→ **Material**
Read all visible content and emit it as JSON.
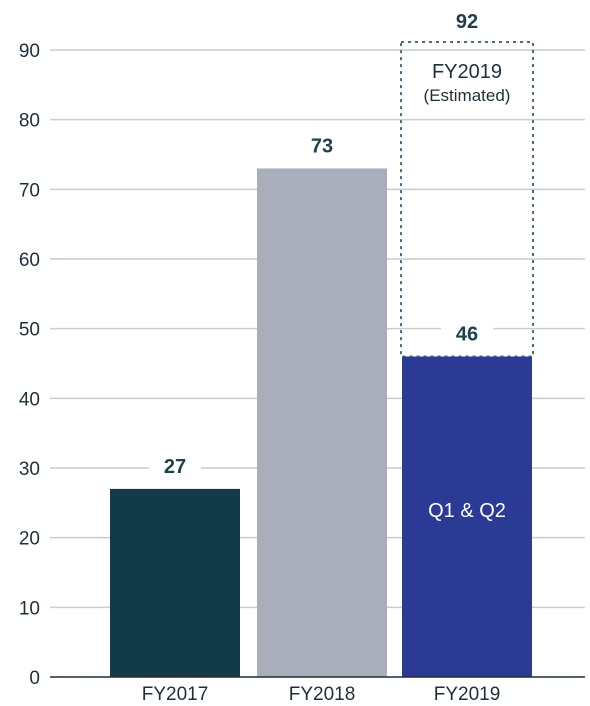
{
  "chart_data": {
    "type": "bar",
    "categories": [
      "FY2017",
      "FY2018",
      "FY2019"
    ],
    "values": [
      27,
      73,
      46
    ],
    "data_labels": [
      "27",
      "73",
      "46"
    ],
    "ylim": [
      0,
      90
    ],
    "yticks": [
      0,
      10,
      20,
      30,
      40,
      50,
      60,
      70,
      80,
      90
    ],
    "grid": true,
    "colors": [
      "#123a47",
      "#a9aeba",
      "#2b3a94"
    ],
    "estimate": {
      "category": "FY2019",
      "value": 92,
      "value_label": "92",
      "label_line1": "FY2019",
      "label_line2": "(Estimated)",
      "border_color": "#4d6c86"
    },
    "in_bar_label": {
      "category": "FY2019",
      "text": "Q1 & Q2"
    }
  }
}
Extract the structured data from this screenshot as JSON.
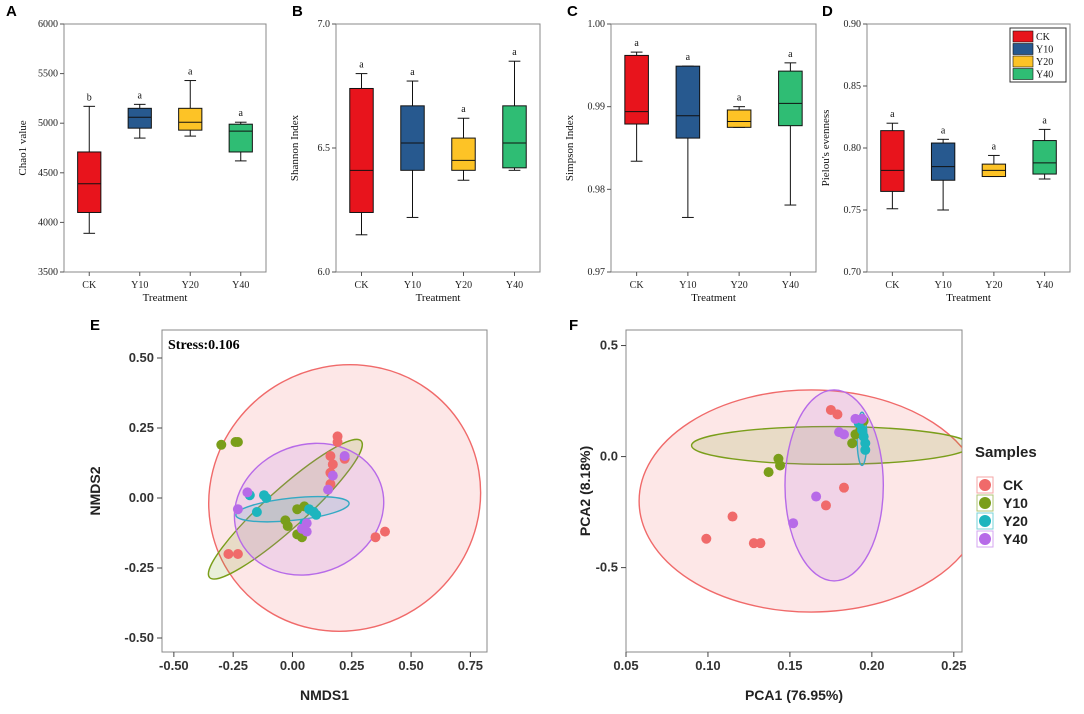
{
  "colors": {
    "CK": "#e8141c",
    "Y10": "#27598f",
    "Y20": "#fdc326",
    "Y40": "#2fbd74"
  },
  "scatter_colors": {
    "CK": "#f06a6a",
    "Y10": "#7a9e1a",
    "Y20": "#1cb5be",
    "Y40": "#b76ae8"
  },
  "chart_data": [
    {
      "type": "box",
      "panel_label": "A",
      "xlabel": "Treatment",
      "ylabel": "Chao1 value",
      "ylim": [
        3500,
        6000
      ],
      "yticks": [
        "3500",
        "4000",
        "4500",
        "5000",
        "5500",
        "6000"
      ],
      "categories": [
        "CK",
        "Y10",
        "Y20",
        "Y40"
      ],
      "boxes": [
        {
          "group": "CK",
          "min": 3890,
          "q1": 4100,
          "median": 4390,
          "q3": 4710,
          "max": 5170,
          "letter": "b"
        },
        {
          "group": "Y10",
          "min": 4850,
          "q1": 4950,
          "median": 5060,
          "q3": 5150,
          "max": 5190,
          "letter": "a"
        },
        {
          "group": "Y20",
          "min": 4870,
          "q1": 4930,
          "median": 5010,
          "q3": 5150,
          "max": 5430,
          "letter": "a"
        },
        {
          "group": "Y40",
          "min": 4620,
          "q1": 4710,
          "median": 4920,
          "q3": 4990,
          "max": 5010,
          "letter": "a"
        }
      ]
    },
    {
      "type": "box",
      "panel_label": "B",
      "xlabel": "Treatment",
      "ylabel": "Shannon Index",
      "ylim": [
        6.0,
        7.0
      ],
      "yticks": [
        "6.0",
        "6.5",
        "7.0"
      ],
      "categories": [
        "CK",
        "Y10",
        "Y20",
        "Y40"
      ],
      "boxes": [
        {
          "group": "CK",
          "min": 6.15,
          "q1": 6.24,
          "median": 6.41,
          "q3": 6.74,
          "max": 6.8,
          "letter": "a"
        },
        {
          "group": "Y10",
          "min": 6.22,
          "q1": 6.41,
          "median": 6.52,
          "q3": 6.67,
          "max": 6.77,
          "letter": "a"
        },
        {
          "group": "Y20",
          "min": 6.37,
          "q1": 6.41,
          "median": 6.45,
          "q3": 6.54,
          "max": 6.62,
          "letter": "a"
        },
        {
          "group": "Y40",
          "min": 6.41,
          "q1": 6.42,
          "median": 6.52,
          "q3": 6.67,
          "max": 6.85,
          "letter": "a"
        }
      ]
    },
    {
      "type": "box",
      "panel_label": "C",
      "xlabel": "Treatment",
      "ylabel": "Simpson  Index",
      "ylim": [
        0.97,
        1.0
      ],
      "yticks": [
        "0.97",
        "0.98",
        "0.99",
        "1.00"
      ],
      "categories": [
        "CK",
        "Y10",
        "Y20",
        "Y40"
      ],
      "boxes": [
        {
          "group": "CK",
          "min": 0.9834,
          "q1": 0.9879,
          "median": 0.9894,
          "q3": 0.9962,
          "max": 0.9966,
          "letter": "a"
        },
        {
          "group": "Y10",
          "min": 0.9766,
          "q1": 0.9862,
          "median": 0.9889,
          "q3": 0.9949,
          "max": 0.9949,
          "letter": "a"
        },
        {
          "group": "Y20",
          "min": 0.9875,
          "q1": 0.9875,
          "median": 0.9882,
          "q3": 0.9896,
          "max": 0.99,
          "letter": "a"
        },
        {
          "group": "Y40",
          "min": 0.9781,
          "q1": 0.9877,
          "median": 0.9904,
          "q3": 0.9943,
          "max": 0.9953,
          "letter": "a"
        }
      ]
    },
    {
      "type": "box",
      "panel_label": "D",
      "xlabel": "Treatment",
      "ylabel": "Pielou's evenness",
      "ylim": [
        0.7,
        0.9
      ],
      "yticks": [
        "0.70",
        "0.75",
        "0.80",
        "0.85",
        "0.90"
      ],
      "categories": [
        "CK",
        "Y10",
        "Y20",
        "Y40"
      ],
      "legend": [
        "CK",
        "Y10",
        "Y20",
        "Y40"
      ],
      "boxes": [
        {
          "group": "CK",
          "min": 0.751,
          "q1": 0.765,
          "median": 0.782,
          "q3": 0.814,
          "max": 0.82,
          "letter": "a"
        },
        {
          "group": "Y10",
          "min": 0.75,
          "q1": 0.774,
          "median": 0.785,
          "q3": 0.804,
          "max": 0.807,
          "letter": "a"
        },
        {
          "group": "Y20",
          "min": 0.777,
          "q1": 0.777,
          "median": 0.782,
          "q3": 0.787,
          "max": 0.794,
          "letter": "a"
        },
        {
          "group": "Y40",
          "min": 0.775,
          "q1": 0.779,
          "median": 0.788,
          "q3": 0.806,
          "max": 0.815,
          "letter": "a"
        }
      ]
    },
    {
      "type": "scatter",
      "panel_label": "E",
      "xlabel": "NMDS1",
      "ylabel": "NMDS2",
      "annotation": "Stress:0.106",
      "xlim": [
        -0.55,
        0.82
      ],
      "ylim": [
        -0.55,
        0.6
      ],
      "xticks": [
        "-0.50",
        "-0.25",
        "0.00",
        "0.25",
        "0.50",
        "0.75"
      ],
      "yticks": [
        "-0.50",
        "-0.25",
        "0.00",
        "0.25",
        "0.50"
      ],
      "series": [
        {
          "name": "CK",
          "points": [
            [
              0.19,
              0.2
            ],
            [
              0.19,
              0.22
            ],
            [
              0.16,
              0.15
            ],
            [
              0.17,
              0.12
            ],
            [
              0.22,
              0.14
            ],
            [
              0.16,
              0.09
            ],
            [
              0.16,
              0.05
            ],
            [
              -0.27,
              -0.2
            ],
            [
              -0.23,
              -0.2
            ],
            [
              0.35,
              -0.14
            ],
            [
              0.39,
              -0.12
            ]
          ]
        },
        {
          "name": "Y10",
          "points": [
            [
              -0.3,
              0.19
            ],
            [
              -0.24,
              0.2
            ],
            [
              -0.23,
              0.2
            ],
            [
              0.02,
              -0.04
            ],
            [
              0.05,
              -0.03
            ],
            [
              -0.03,
              -0.08
            ],
            [
              -0.02,
              -0.1
            ],
            [
              0.02,
              -0.13
            ],
            [
              0.04,
              -0.14
            ]
          ]
        },
        {
          "name": "Y20",
          "points": [
            [
              -0.18,
              0.01
            ],
            [
              -0.12,
              0.01
            ],
            [
              -0.11,
              0.0
            ],
            [
              -0.15,
              -0.05
            ],
            [
              0.07,
              -0.04
            ],
            [
              0.09,
              -0.05
            ],
            [
              0.1,
              -0.06
            ],
            [
              0.05,
              -0.09
            ]
          ]
        },
        {
          "name": "Y40",
          "points": [
            [
              -0.19,
              0.02
            ],
            [
              -0.23,
              -0.04
            ],
            [
              0.06,
              -0.09
            ],
            [
              0.04,
              -0.11
            ],
            [
              0.06,
              -0.12
            ],
            [
              0.17,
              0.08
            ],
            [
              0.15,
              0.03
            ],
            [
              0.22,
              0.15
            ]
          ]
        }
      ],
      "ellipses": [
        {
          "name": "CK",
          "cx": 0.22,
          "cy": 0.0,
          "rx": 0.58,
          "ry": 0.47,
          "angle_deg": -32
        },
        {
          "name": "Y10",
          "cx": -0.03,
          "cy": -0.04,
          "rx": 0.43,
          "ry": 0.07,
          "angle_deg": -42
        },
        {
          "name": "Y20",
          "cx": 0.0,
          "cy": -0.04,
          "rx": 0.24,
          "ry": 0.04,
          "angle_deg": -6
        },
        {
          "name": "Y40",
          "cx": 0.07,
          "cy": -0.04,
          "rx": 0.32,
          "ry": 0.23,
          "angle_deg": -20
        }
      ]
    },
    {
      "type": "scatter",
      "panel_label": "F",
      "xlabel": "PCA1 (76.95%)",
      "ylabel": "PCA2 (8.18%)",
      "legend_title": "Samples",
      "legend": [
        "CK",
        "Y10",
        "Y20",
        "Y40"
      ],
      "xlim": [
        0.05,
        0.255
      ],
      "ylim": [
        -0.88,
        0.57
      ],
      "xticks": [
        "0.05",
        "0.10",
        "0.15",
        "0.20",
        "0.25"
      ],
      "yticks": [
        "-0.5",
        "0.0",
        "0.5"
      ],
      "series": [
        {
          "name": "CK",
          "points": [
            [
              0.175,
              0.21
            ],
            [
              0.179,
              0.19
            ],
            [
              0.115,
              -0.27
            ],
            [
              0.099,
              -0.37
            ],
            [
              0.128,
              -0.39
            ],
            [
              0.132,
              -0.39
            ],
            [
              0.172,
              -0.22
            ],
            [
              0.183,
              -0.14
            ]
          ]
        },
        {
          "name": "Y10",
          "points": [
            [
              0.137,
              -0.07
            ],
            [
              0.143,
              -0.01
            ],
            [
              0.144,
              -0.04
            ],
            [
              0.188,
              0.06
            ],
            [
              0.19,
              0.1
            ],
            [
              0.193,
              0.12
            ],
            [
              0.195,
              0.16
            ]
          ]
        },
        {
          "name": "Y20",
          "points": [
            [
              0.192,
              0.15
            ],
            [
              0.194,
              0.12
            ],
            [
              0.195,
              0.09
            ],
            [
              0.196,
              0.06
            ],
            [
              0.196,
              0.03
            ]
          ]
        },
        {
          "name": "Y40",
          "points": [
            [
              0.18,
              0.11
            ],
            [
              0.19,
              0.17
            ],
            [
              0.194,
              0.17
            ],
            [
              0.166,
              -0.18
            ],
            [
              0.152,
              -0.3
            ],
            [
              0.183,
              0.1
            ]
          ]
        }
      ],
      "ellipses": [
        {
          "name": "CK",
          "cx": 0.163,
          "cy": -0.2,
          "rx": 0.105,
          "ry": 0.5,
          "angle_deg": 0
        },
        {
          "name": "Y10",
          "cx": 0.175,
          "cy": 0.05,
          "rx": 0.085,
          "ry": 0.085,
          "angle_deg": 0
        },
        {
          "name": "Y20",
          "cx": 0.194,
          "cy": 0.08,
          "rx": 0.003,
          "ry": 0.12,
          "angle_deg": 0
        },
        {
          "name": "Y40",
          "cx": 0.177,
          "cy": -0.13,
          "rx": 0.03,
          "ry": 0.43,
          "angle_deg": 0
        }
      ]
    }
  ]
}
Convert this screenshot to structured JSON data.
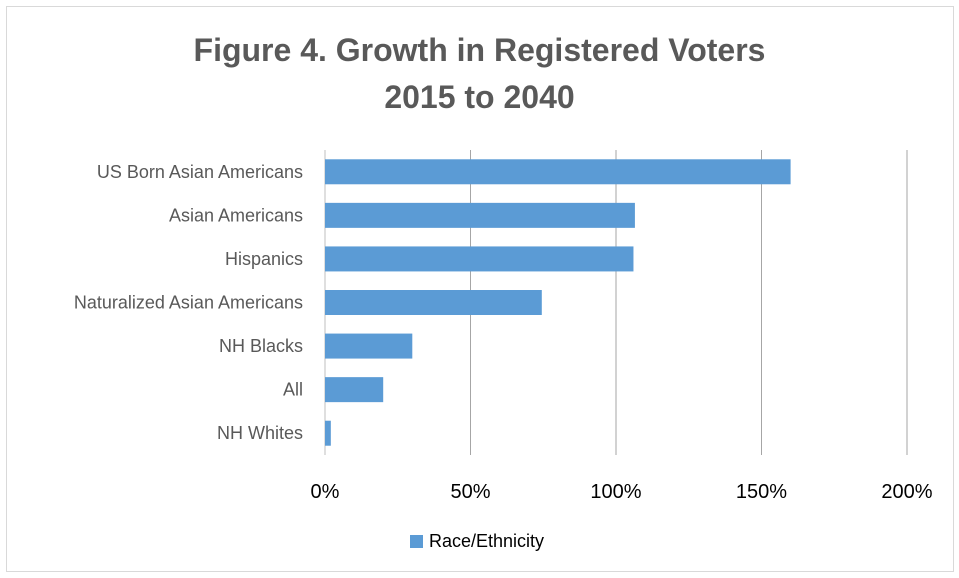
{
  "title_line1": "Figure 4. Growth in Registered Voters",
  "title_line2": "2015 to 2040",
  "chart_data": {
    "type": "bar",
    "orientation": "horizontal",
    "title": "Figure 4. Growth in Registered Voters 2015 to 2040",
    "categories": [
      "US Born Asian Americans",
      "Asian Americans",
      "Hispanics",
      "Naturalized Asian Americans",
      "NH Blacks",
      "All",
      "NH Whites"
    ],
    "series": [
      {
        "name": "Race/Ethnicity",
        "values": [
          160,
          106.5,
          106,
          74.5,
          30,
          20,
          2
        ],
        "color": "#5b9bd5"
      }
    ],
    "xlim": [
      0,
      200
    ],
    "xticks": [
      "0%",
      "50%",
      "100%",
      "150%",
      "200%"
    ],
    "grid": true,
    "legend_position": "bottom"
  }
}
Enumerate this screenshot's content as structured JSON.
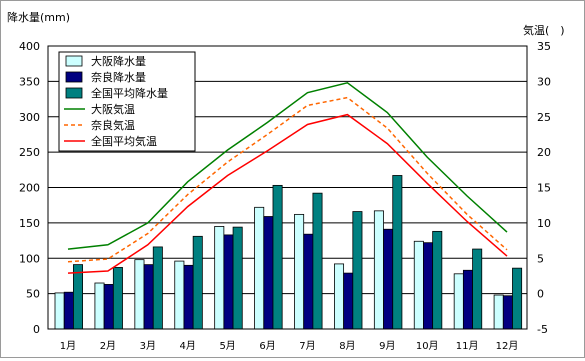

→ **Set task**
Collect from the data above every line that includes "Voters".

→ **Output of the exercise**
  "title_line1": "Figure 4. Growth in Registered Voters",
    "title": "Figure 4. Growth in Registered Voters 2015 to 2040",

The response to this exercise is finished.